__Written instruction__: Output the entries word for word. Omit images.

Start of Material for this task

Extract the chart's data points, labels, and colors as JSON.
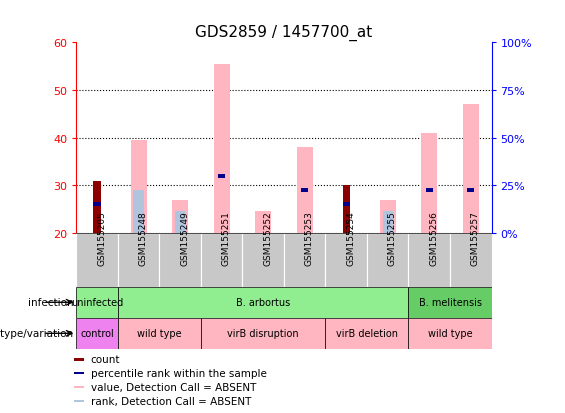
{
  "title": "GDS2859 / 1457700_at",
  "samples": [
    "GSM155205",
    "GSM155248",
    "GSM155249",
    "GSM155251",
    "GSM155252",
    "GSM155253",
    "GSM155254",
    "GSM155255",
    "GSM155256",
    "GSM155257"
  ],
  "ylim": [
    20,
    60
  ],
  "y2lim": [
    0,
    100
  ],
  "yticks": [
    20,
    30,
    40,
    50,
    60
  ],
  "y2ticks": [
    0,
    25,
    50,
    75,
    100
  ],
  "y2ticklabels": [
    "0%",
    "25%",
    "50%",
    "75%",
    "100%"
  ],
  "bar_bottom": 20,
  "count_values": [
    31,
    0,
    0,
    0,
    0,
    0,
    30,
    0,
    0,
    0
  ],
  "pct_rank_values": [
    26,
    0,
    0,
    32,
    0,
    29,
    26,
    0,
    29,
    29
  ],
  "value_absent": [
    0,
    39.5,
    27,
    55.5,
    24.5,
    38,
    0,
    27,
    41,
    47
  ],
  "rank_absent": [
    0,
    29,
    24.5,
    0,
    0,
    0,
    0,
    24.5,
    0,
    0
  ],
  "infection_groups": [
    {
      "label": "uninfected",
      "start": 0,
      "end": 1,
      "color": "#90EE90"
    },
    {
      "label": "B. arbortus",
      "start": 1,
      "end": 8,
      "color": "#90EE90"
    },
    {
      "label": "B. melitensis",
      "start": 8,
      "end": 10,
      "color": "#66CC66"
    }
  ],
  "genotype_groups": [
    {
      "label": "control",
      "start": 0,
      "end": 1,
      "color": "#EE82EE"
    },
    {
      "label": "wild type",
      "start": 1,
      "end": 3,
      "color": "#FFB6C1"
    },
    {
      "label": "virB disruption",
      "start": 3,
      "end": 6,
      "color": "#FFB6C1"
    },
    {
      "label": "virB deletion",
      "start": 6,
      "end": 8,
      "color": "#FFB6C1"
    },
    {
      "label": "wild type",
      "start": 8,
      "end": 10,
      "color": "#FFB6C1"
    }
  ],
  "color_count": "#8B0000",
  "color_pct_rank": "#00008B",
  "color_value_absent": "#FFB6C1",
  "color_rank_absent": "#B0C4DE",
  "sample_box_color": "#C8C8C8",
  "grid_color": "black",
  "title_fontsize": 11,
  "tick_fontsize": 8,
  "label_fontsize": 7.5
}
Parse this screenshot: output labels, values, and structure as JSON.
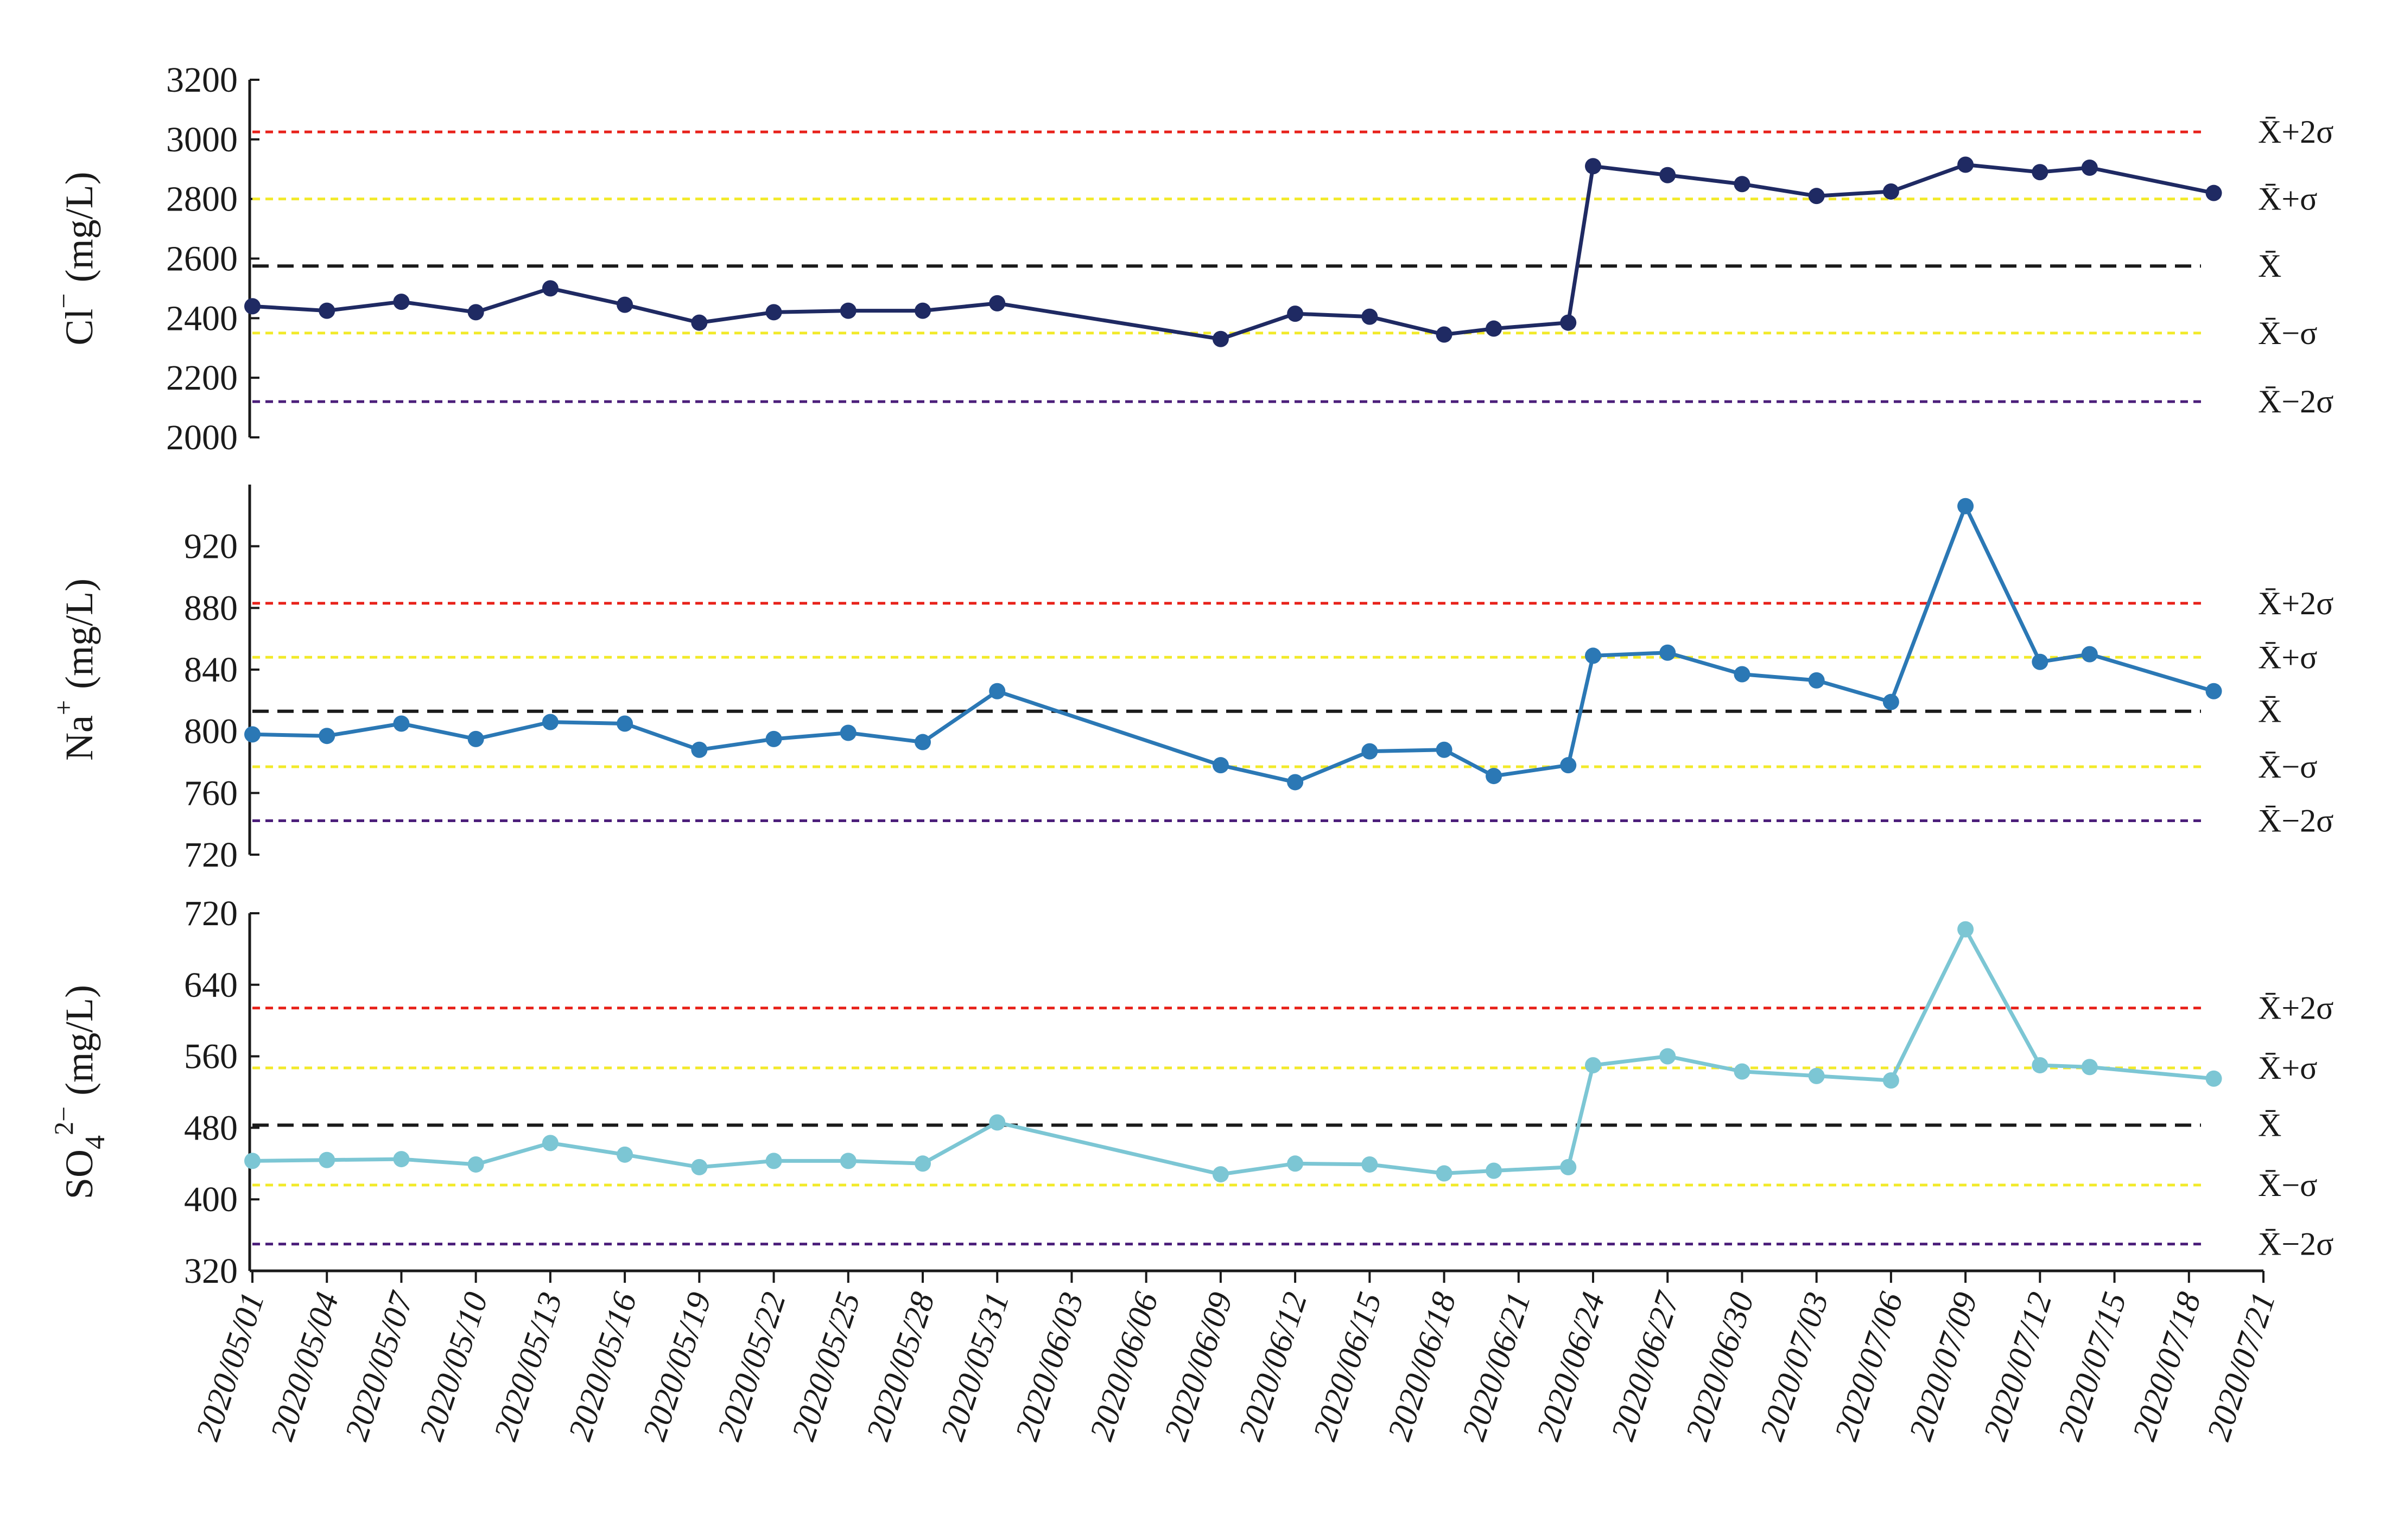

End of Material for this task

__Final result__:
Extract the chart's data points, labels, and colors as JSON.
{
  "title": "GDS2859 / 1457700_at",
  "samples": [
    "GSM155205",
    "GSM155248",
    "GSM155249",
    "GSM155251",
    "GSM155252",
    "GSM155253",
    "GSM155254",
    "GSM155255",
    "GSM155256",
    "GSM155257"
  ],
  "ylim": [
    20,
    60
  ],
  "y2lim": [
    0,
    100
  ],
  "yticks": [
    20,
    30,
    40,
    50,
    60
  ],
  "y2ticks": [
    0,
    25,
    50,
    75,
    100
  ],
  "y2ticklabels": [
    "0%",
    "25%",
    "50%",
    "75%",
    "100%"
  ],
  "bar_bottom": 20,
  "count_values": [
    31,
    0,
    0,
    0,
    0,
    0,
    30,
    0,
    0,
    0
  ],
  "pct_rank_values": [
    26,
    0,
    0,
    32,
    0,
    29,
    26,
    0,
    29,
    29
  ],
  "value_absent": [
    0,
    39.5,
    27,
    55.5,
    24.5,
    38,
    0,
    27,
    41,
    47
  ],
  "rank_absent": [
    0,
    29,
    24.5,
    0,
    0,
    0,
    0,
    24.5,
    0,
    0
  ],
  "infection_groups": [
    {
      "label": "uninfected",
      "start": 0,
      "end": 1,
      "color": "#90EE90"
    },
    {
      "label": "B. arbortus",
      "start": 1,
      "end": 8,
      "color": "#90EE90"
    },
    {
      "label": "B. melitensis",
      "start": 8,
      "end": 10,
      "color": "#66CC66"
    }
  ],
  "genotype_groups": [
    {
      "label": "control",
      "start": 0,
      "end": 1,
      "color": "#EE82EE"
    },
    {
      "label": "wild type",
      "start": 1,
      "end": 3,
      "color": "#FFB6C1"
    },
    {
      "label": "virB disruption",
      "start": 3,
      "end": 6,
      "color": "#FFB6C1"
    },
    {
      "label": "virB deletion",
      "start": 6,
      "end": 8,
      "color": "#FFB6C1"
    },
    {
      "label": "wild type",
      "start": 8,
      "end": 10,
      "color": "#FFB6C1"
    }
  ],
  "color_count": "#8B0000",
  "color_pct_rank": "#00008B",
  "color_value_absent": "#FFB6C1",
  "color_rank_absent": "#B0C4DE",
  "sample_box_color": "#C8C8C8",
  "grid_color": "black",
  "title_fontsize": 11,
  "tick_fontsize": 8,
  "label_fontsize": 7.5
}
Parse this screenshot: output labels, values, and structure as JSON.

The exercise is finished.